--- SET TASK ---
Pictures should be excluded; otherwise, copy every entry exactly.

** start of DATA FOR THIS TASK **

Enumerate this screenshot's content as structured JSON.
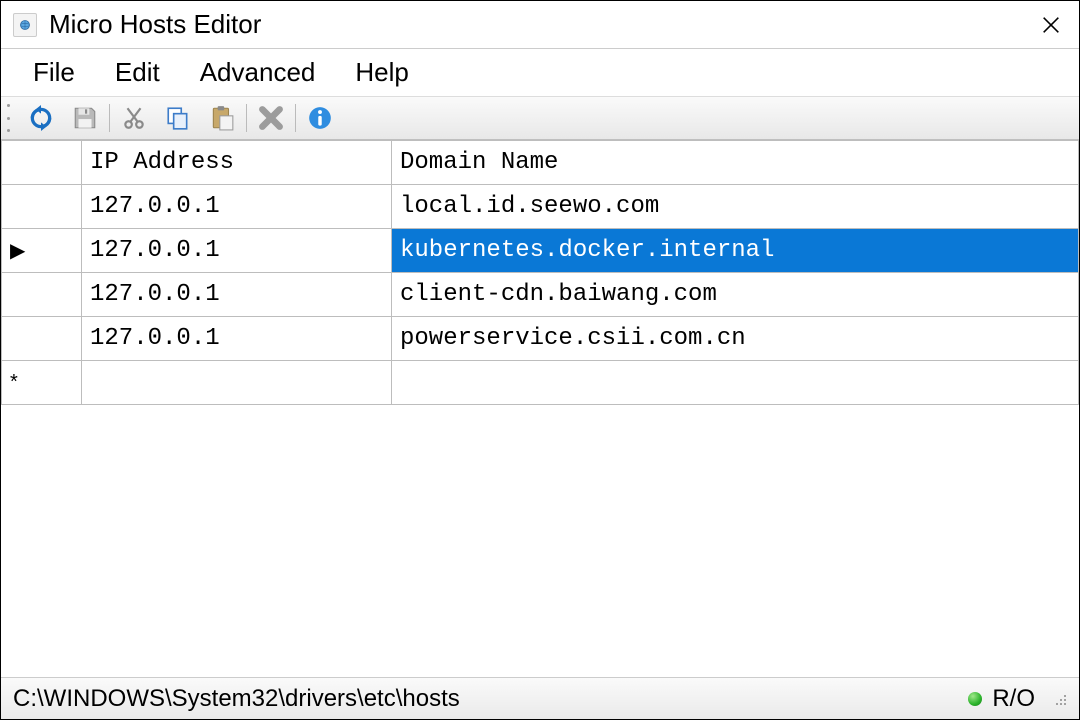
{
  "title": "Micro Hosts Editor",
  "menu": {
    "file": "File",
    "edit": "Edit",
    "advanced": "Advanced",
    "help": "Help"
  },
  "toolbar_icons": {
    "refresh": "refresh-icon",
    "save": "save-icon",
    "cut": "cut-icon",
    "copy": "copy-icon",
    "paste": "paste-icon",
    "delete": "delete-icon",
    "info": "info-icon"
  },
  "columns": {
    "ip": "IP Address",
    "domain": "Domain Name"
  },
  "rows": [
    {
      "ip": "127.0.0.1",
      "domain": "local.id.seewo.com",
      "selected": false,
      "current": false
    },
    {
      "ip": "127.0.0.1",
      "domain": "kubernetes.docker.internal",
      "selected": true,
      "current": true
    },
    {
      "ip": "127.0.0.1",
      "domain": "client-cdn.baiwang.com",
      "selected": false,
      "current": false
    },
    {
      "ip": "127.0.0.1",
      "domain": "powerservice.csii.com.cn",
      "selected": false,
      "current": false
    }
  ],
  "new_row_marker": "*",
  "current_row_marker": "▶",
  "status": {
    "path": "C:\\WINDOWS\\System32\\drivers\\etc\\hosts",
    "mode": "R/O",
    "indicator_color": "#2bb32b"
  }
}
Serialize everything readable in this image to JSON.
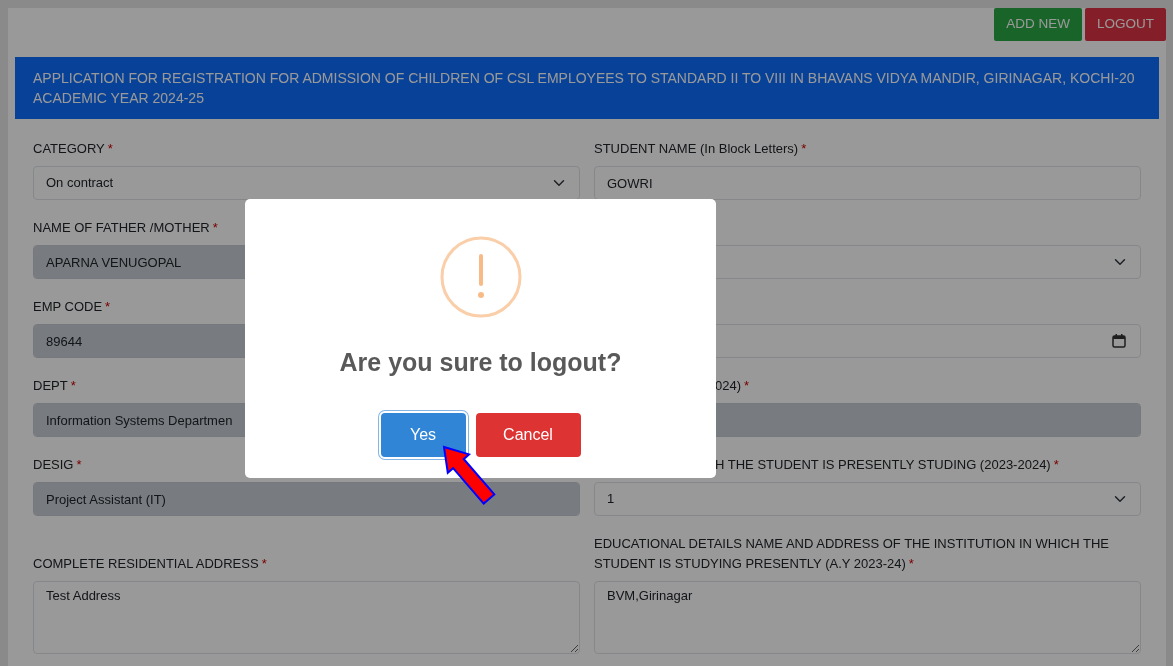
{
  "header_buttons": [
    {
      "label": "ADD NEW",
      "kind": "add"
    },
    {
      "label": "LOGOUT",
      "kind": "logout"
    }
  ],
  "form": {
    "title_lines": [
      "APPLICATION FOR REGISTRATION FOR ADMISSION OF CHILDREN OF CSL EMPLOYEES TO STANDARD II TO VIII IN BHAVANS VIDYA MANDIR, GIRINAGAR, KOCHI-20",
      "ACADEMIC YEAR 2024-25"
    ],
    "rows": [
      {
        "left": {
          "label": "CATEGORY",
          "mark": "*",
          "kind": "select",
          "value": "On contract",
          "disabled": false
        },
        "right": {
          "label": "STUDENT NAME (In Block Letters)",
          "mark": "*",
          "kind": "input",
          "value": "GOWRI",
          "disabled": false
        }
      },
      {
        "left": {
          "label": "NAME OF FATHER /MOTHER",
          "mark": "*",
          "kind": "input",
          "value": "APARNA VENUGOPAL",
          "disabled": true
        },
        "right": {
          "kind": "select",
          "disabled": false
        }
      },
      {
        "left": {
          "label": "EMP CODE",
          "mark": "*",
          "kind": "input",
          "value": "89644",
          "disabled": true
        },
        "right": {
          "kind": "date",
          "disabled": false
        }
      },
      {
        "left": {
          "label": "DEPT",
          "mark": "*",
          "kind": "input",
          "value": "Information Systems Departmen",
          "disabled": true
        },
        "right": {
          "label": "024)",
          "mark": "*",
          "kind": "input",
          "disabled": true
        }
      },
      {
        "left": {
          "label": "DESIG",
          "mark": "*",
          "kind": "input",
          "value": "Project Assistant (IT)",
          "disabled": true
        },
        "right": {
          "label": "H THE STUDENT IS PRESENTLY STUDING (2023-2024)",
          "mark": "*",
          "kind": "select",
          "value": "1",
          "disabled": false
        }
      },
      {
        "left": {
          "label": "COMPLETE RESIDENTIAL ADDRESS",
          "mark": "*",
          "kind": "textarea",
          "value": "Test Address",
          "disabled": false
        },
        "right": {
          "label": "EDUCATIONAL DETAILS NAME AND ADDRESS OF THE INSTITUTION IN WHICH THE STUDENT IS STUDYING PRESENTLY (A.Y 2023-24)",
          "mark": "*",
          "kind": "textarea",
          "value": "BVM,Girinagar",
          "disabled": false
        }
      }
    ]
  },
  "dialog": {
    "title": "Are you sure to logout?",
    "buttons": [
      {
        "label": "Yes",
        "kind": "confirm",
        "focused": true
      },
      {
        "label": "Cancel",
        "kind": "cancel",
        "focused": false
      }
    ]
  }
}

** end of DATA FOR THIS TASK **

--- SOLUTION FOR THIS TASK ---
Enumerate this screenshot's content as structured JSON.
{
  "title": "Micro Hosts Editor",
  "menu": {
    "file": "File",
    "edit": "Edit",
    "advanced": "Advanced",
    "help": "Help"
  },
  "toolbar_icons": {
    "refresh": "refresh-icon",
    "save": "save-icon",
    "cut": "cut-icon",
    "copy": "copy-icon",
    "paste": "paste-icon",
    "delete": "delete-icon",
    "info": "info-icon"
  },
  "columns": {
    "ip": "IP Address",
    "domain": "Domain Name"
  },
  "rows": [
    {
      "ip": "127.0.0.1",
      "domain": "local.id.seewo.com",
      "selected": false,
      "current": false
    },
    {
      "ip": "127.0.0.1",
      "domain": "kubernetes.docker.internal",
      "selected": true,
      "current": true
    },
    {
      "ip": "127.0.0.1",
      "domain": "client-cdn.baiwang.com",
      "selected": false,
      "current": false
    },
    {
      "ip": "127.0.0.1",
      "domain": "powerservice.csii.com.cn",
      "selected": false,
      "current": false
    }
  ],
  "new_row_marker": "*",
  "current_row_marker": "▶",
  "status": {
    "path": "C:\\WINDOWS\\System32\\drivers\\etc\\hosts",
    "mode": "R/O",
    "indicator_color": "#2bb32b"
  }
}
Serialize everything readable in this image to JSON.
{
  "header_buttons": [
    {
      "label": "ADD NEW",
      "kind": "add"
    },
    {
      "label": "LOGOUT",
      "kind": "logout"
    }
  ],
  "form": {
    "title_lines": [
      "APPLICATION FOR REGISTRATION FOR ADMISSION OF CHILDREN OF CSL EMPLOYEES TO STANDARD II TO VIII IN BHAVANS VIDYA MANDIR, GIRINAGAR, KOCHI-20",
      "ACADEMIC YEAR 2024-25"
    ],
    "rows": [
      {
        "left": {
          "label": "CATEGORY",
          "mark": "*",
          "kind": "select",
          "value": "On contract",
          "disabled": false
        },
        "right": {
          "label": "STUDENT NAME (In Block Letters)",
          "mark": "*",
          "kind": "input",
          "value": "GOWRI",
          "disabled": false
        }
      },
      {
        "left": {
          "label": "NAME OF FATHER /MOTHER",
          "mark": "*",
          "kind": "input",
          "value": "APARNA VENUGOPAL",
          "disabled": true
        },
        "right": {
          "kind": "select",
          "disabled": false
        }
      },
      {
        "left": {
          "label": "EMP CODE",
          "mark": "*",
          "kind": "input",
          "value": "89644",
          "disabled": true
        },
        "right": {
          "kind": "date",
          "disabled": false
        }
      },
      {
        "left": {
          "label": "DEPT",
          "mark": "*",
          "kind": "input",
          "value": "Information Systems Departmen",
          "disabled": true
        },
        "right": {
          "label": "024)",
          "mark": "*",
          "kind": "input",
          "disabled": true
        }
      },
      {
        "left": {
          "label": "DESIG",
          "mark": "*",
          "kind": "input",
          "value": "Project Assistant (IT)",
          "disabled": true
        },
        "right": {
          "label": "H THE STUDENT IS PRESENTLY STUDING (2023-2024)",
          "mark": "*",
          "kind": "select",
          "value": "1",
          "disabled": false
        }
      },
      {
        "left": {
          "label": "COMPLETE RESIDENTIAL ADDRESS",
          "mark": "*",
          "kind": "textarea",
          "value": "Test Address",
          "disabled": false
        },
        "right": {
          "label": "EDUCATIONAL DETAILS NAME AND ADDRESS OF THE INSTITUTION IN WHICH THE STUDENT IS STUDYING PRESENTLY (A.Y 2023-24)",
          "mark": "*",
          "kind": "textarea",
          "value": "BVM,Girinagar",
          "disabled": false
        }
      }
    ]
  },
  "dialog": {
    "title": "Are you sure to logout?",
    "buttons": [
      {
        "label": "Yes",
        "kind": "confirm",
        "focused": true
      },
      {
        "label": "Cancel",
        "kind": "cancel",
        "focused": false
      }
    ]
  }
}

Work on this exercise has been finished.